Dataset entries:

•••••

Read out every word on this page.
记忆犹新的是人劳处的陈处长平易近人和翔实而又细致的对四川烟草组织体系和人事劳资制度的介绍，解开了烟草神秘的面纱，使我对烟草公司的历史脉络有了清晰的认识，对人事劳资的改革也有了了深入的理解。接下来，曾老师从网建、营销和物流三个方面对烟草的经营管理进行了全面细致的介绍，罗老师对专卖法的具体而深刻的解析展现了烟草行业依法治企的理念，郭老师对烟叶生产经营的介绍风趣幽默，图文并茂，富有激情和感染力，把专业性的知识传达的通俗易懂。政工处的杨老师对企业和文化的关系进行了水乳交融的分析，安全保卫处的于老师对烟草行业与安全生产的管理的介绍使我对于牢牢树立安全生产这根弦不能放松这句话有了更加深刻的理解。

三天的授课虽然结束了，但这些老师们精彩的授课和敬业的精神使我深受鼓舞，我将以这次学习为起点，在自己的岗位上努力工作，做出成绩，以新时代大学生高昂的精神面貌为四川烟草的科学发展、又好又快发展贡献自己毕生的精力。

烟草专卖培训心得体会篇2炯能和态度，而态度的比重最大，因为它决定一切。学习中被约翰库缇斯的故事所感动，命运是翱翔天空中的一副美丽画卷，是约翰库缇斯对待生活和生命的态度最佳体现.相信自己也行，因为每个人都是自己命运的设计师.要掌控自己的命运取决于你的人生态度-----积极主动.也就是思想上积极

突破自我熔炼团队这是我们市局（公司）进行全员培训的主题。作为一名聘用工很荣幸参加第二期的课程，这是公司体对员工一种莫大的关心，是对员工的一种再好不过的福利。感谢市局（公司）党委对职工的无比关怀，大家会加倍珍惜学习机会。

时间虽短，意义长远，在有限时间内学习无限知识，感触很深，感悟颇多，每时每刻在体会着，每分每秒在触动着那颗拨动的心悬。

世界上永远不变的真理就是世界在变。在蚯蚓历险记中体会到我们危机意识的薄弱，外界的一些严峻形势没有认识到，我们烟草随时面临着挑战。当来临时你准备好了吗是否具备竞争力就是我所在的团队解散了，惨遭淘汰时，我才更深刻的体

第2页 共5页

•••••

EXERCISE DIRECTIONS:
Retype the entries exactly, including every line.

WORKED ANSWER:
Read out every word on this page.
记忆犹新的是人劳处的陈处长平易近人和翔实而又细致的对四川烟草组织体系和人事劳资制度的介绍，解开了烟草神秘的面纱，使我对烟草公司的历史脉络有了清晰的认识，对人事劳资的改革也有了了深入的理解。接下来，曾老师从网建、营销和物流三个方面对烟草的经营管理进行了全面细致的介绍，罗老师对专卖法的具体而深刻的解析展现了烟草行业依法治企的理念，郭老师对烟叶生产经营的介绍风趣幽默，图文并茂，富有激情和感染力，把专业性的知识传达的通俗易懂。政工处的杨老师对企业和文化的关系进行了水乳交融的分析，安全保卫处的于老师对烟草行业与安全生产的管理的介绍使我对于牢牢树立安全生产这根弦不能放松这句话有了更加深刻的理解。

三天的授课虽然结束了，但这些老师们精彩的授课和敬业的精神使我深受鼓舞，我将以这次学习为起点，在自己的岗位上努力工作，做出成绩，以新时代大学生高昂的精神面貌为四川烟草的科学发展、又好又快发展贡献自己毕生的精力。

烟草专卖培训心得体会篇2炯能和态度，而态度的比重最大，因为它决定一切。学习中被约翰库缇斯的故事所感动，命运是翱翔天空中的一副美丽画卷，是约翰库缇斯对待生活和生命的态度最佳体现.相信自己也行，因为每个人都是自己命运的设计师.要掌控自己的命运取决于你的人生态度-----积极主动.也就是思想上积极

突破自我熔炼团队这是我们市局（公司）进行全员培训的主题。作为一名聘用工很荣幸参加第二期的课程，这是公司体对员工一种莫大的关心，是对员工的一种再好不过的福利。感谢市局（公司）党委对职工的无比关怀，大家会加倍珍惜学习机会。

时间虽短，意义长远，在有限时间内学习无限知识，感触很深，感悟颇多，每时每刻在体会着，每分每秒在触动着那颗拨动的心悬。

世界上永远不变的真理就是世界在变。在蚯蚓历险记中体会到我们危机意识的薄弱，外界的一些严峻形势没有认识到，我们烟草随时面临着挑战。当来临时你准备好了吗是否具备竞争力就是我所在的团队解散了，惨遭淘汰时，我才更深刻的体

第2页 共5页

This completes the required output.